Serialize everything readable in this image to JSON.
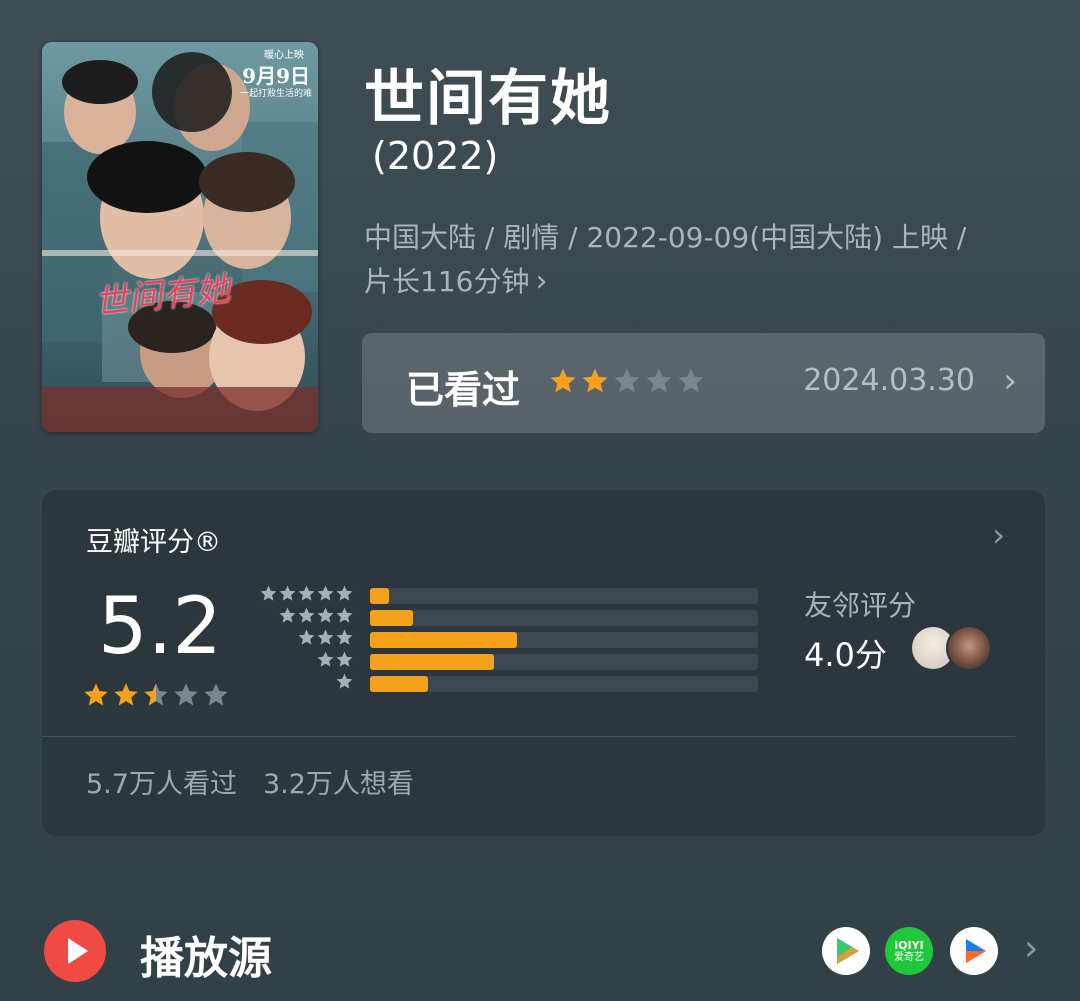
{
  "movie": {
    "title": "世间有她",
    "year": "(2022)",
    "meta_line1": "中国大陆 / 剧情 / 2022-09-09(中国大陆) 上映 /",
    "meta_line2": "片长116分钟",
    "poster": {
      "release_badge_top": "暖心上映",
      "release_badge_date": "9月9日",
      "release_badge_sub": "一起打败生活的难",
      "title_art": "世间有她"
    }
  },
  "watched": {
    "label": "已看过",
    "user_rating": 2,
    "max_rating": 5,
    "date": "2024.03.30"
  },
  "douban": {
    "header": "豆瓣评分®",
    "score": "5.2",
    "score_stars": 2.5,
    "distribution": [
      {
        "stars": 5,
        "fraction": 0.05
      },
      {
        "stars": 4,
        "fraction": 0.11
      },
      {
        "stars": 3,
        "fraction": 0.38
      },
      {
        "stars": 2,
        "fraction": 0.32
      },
      {
        "stars": 1,
        "fraction": 0.15
      }
    ],
    "friends_label": "友邻评分",
    "friends_value": "4.0分",
    "watched_count": "5.7万人看过",
    "want_count": "3.2万人想看"
  },
  "sources": {
    "label": "播放源",
    "platforms": [
      {
        "name": "tencent-video-icon"
      },
      {
        "name": "iqiyi-icon",
        "text_top": "iQIYI",
        "text_bottom": "爱奇艺"
      },
      {
        "name": "youku-icon"
      }
    ]
  },
  "colors": {
    "accent_star": "#f6a11c",
    "inactive_star": "#7b868c",
    "source_icon": "#ef4b43",
    "iqiyi_green": "#1fc83b"
  }
}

> To do
Your task is to retype all the entries exactly and leave out any pictures.

> Written response
Serialize everything readable in this image to JSON.
{
  "movie": {
    "title": "世间有她",
    "year": "(2022)",
    "meta_line1": "中国大陆 / 剧情 / 2022-09-09(中国大陆) 上映 /",
    "meta_line2": "片长116分钟",
    "poster": {
      "release_badge_top": "暖心上映",
      "release_badge_date": "9月9日",
      "release_badge_sub": "一起打败生活的难",
      "title_art": "世间有她"
    }
  },
  "watched": {
    "label": "已看过",
    "user_rating": 2,
    "max_rating": 5,
    "date": "2024.03.30"
  },
  "douban": {
    "header": "豆瓣评分®",
    "score": "5.2",
    "score_stars": 2.5,
    "distribution": [
      {
        "stars": 5,
        "fraction": 0.05
      },
      {
        "stars": 4,
        "fraction": 0.11
      },
      {
        "stars": 3,
        "fraction": 0.38
      },
      {
        "stars": 2,
        "fraction": 0.32
      },
      {
        "stars": 1,
        "fraction": 0.15
      }
    ],
    "friends_label": "友邻评分",
    "friends_value": "4.0分",
    "watched_count": "5.7万人看过",
    "want_count": "3.2万人想看"
  },
  "sources": {
    "label": "播放源",
    "platforms": [
      {
        "name": "tencent-video-icon"
      },
      {
        "name": "iqiyi-icon",
        "text_top": "iQIYI",
        "text_bottom": "爱奇艺"
      },
      {
        "name": "youku-icon"
      }
    ]
  },
  "colors": {
    "accent_star": "#f6a11c",
    "inactive_star": "#7b868c",
    "source_icon": "#ef4b43",
    "iqiyi_green": "#1fc83b"
  }
}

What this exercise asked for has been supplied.